Supplied records:
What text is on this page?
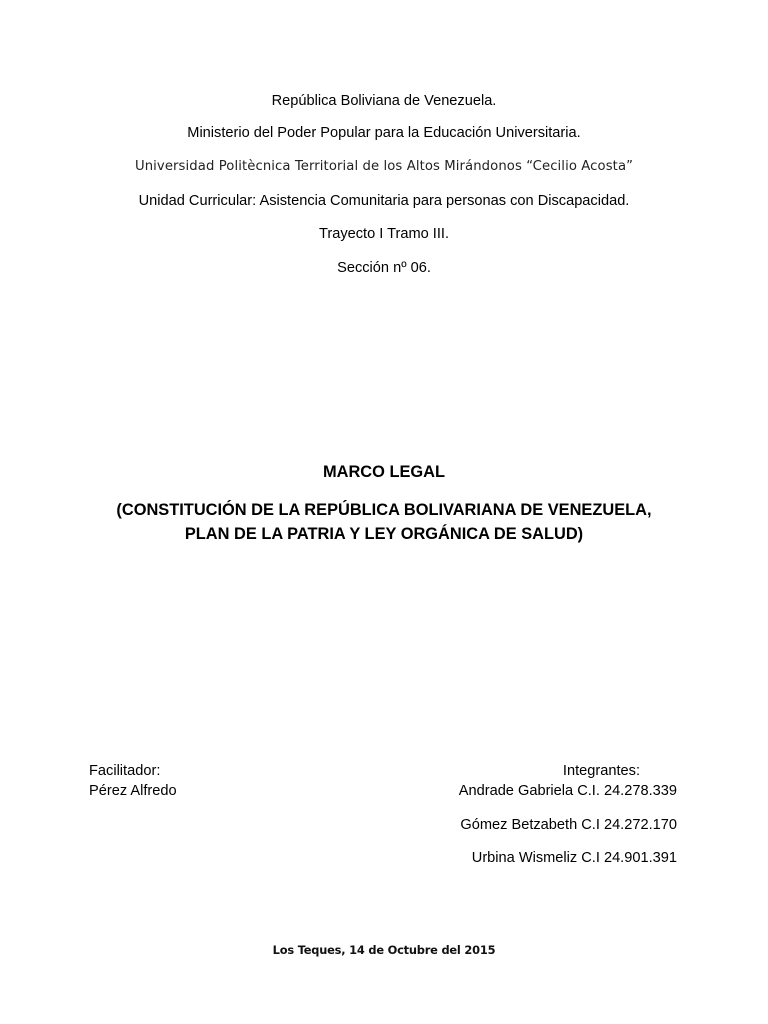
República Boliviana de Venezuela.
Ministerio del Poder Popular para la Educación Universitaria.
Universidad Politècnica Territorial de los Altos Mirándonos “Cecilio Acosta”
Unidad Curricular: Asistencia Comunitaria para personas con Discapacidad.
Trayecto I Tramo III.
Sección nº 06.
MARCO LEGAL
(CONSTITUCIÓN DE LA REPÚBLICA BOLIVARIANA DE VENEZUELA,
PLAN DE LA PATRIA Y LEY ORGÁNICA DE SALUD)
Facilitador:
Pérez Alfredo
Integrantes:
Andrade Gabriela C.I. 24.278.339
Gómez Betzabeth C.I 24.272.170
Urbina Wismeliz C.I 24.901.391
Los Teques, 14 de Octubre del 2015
* * *
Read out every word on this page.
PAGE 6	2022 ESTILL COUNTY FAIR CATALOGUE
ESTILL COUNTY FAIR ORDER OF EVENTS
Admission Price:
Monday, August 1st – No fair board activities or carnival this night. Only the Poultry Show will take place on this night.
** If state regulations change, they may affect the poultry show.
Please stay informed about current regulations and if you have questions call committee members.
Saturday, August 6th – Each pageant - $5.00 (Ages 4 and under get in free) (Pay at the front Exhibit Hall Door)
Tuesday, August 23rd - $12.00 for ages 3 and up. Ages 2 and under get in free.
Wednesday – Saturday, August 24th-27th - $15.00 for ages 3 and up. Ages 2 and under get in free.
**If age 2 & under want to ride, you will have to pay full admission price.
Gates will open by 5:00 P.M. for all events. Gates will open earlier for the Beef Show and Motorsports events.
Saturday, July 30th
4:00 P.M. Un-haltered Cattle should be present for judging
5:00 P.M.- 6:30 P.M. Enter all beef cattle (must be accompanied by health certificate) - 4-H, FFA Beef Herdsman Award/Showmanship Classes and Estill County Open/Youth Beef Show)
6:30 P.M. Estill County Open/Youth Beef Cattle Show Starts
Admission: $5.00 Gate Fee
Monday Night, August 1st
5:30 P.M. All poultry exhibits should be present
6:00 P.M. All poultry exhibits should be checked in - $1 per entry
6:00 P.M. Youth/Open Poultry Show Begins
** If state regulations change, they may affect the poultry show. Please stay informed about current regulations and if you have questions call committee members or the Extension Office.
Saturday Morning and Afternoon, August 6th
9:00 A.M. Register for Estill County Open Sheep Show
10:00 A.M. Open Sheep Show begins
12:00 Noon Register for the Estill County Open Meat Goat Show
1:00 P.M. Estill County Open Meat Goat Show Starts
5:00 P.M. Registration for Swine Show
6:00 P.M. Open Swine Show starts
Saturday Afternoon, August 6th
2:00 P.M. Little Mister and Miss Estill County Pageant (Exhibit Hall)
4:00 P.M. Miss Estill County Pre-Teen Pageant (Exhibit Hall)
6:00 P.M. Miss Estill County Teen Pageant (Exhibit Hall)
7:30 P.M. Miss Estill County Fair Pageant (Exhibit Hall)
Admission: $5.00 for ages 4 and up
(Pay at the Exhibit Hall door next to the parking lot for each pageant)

Your objective:
Find how many of the lines above have the word "they" in them. State only that number.

Answer in full:
2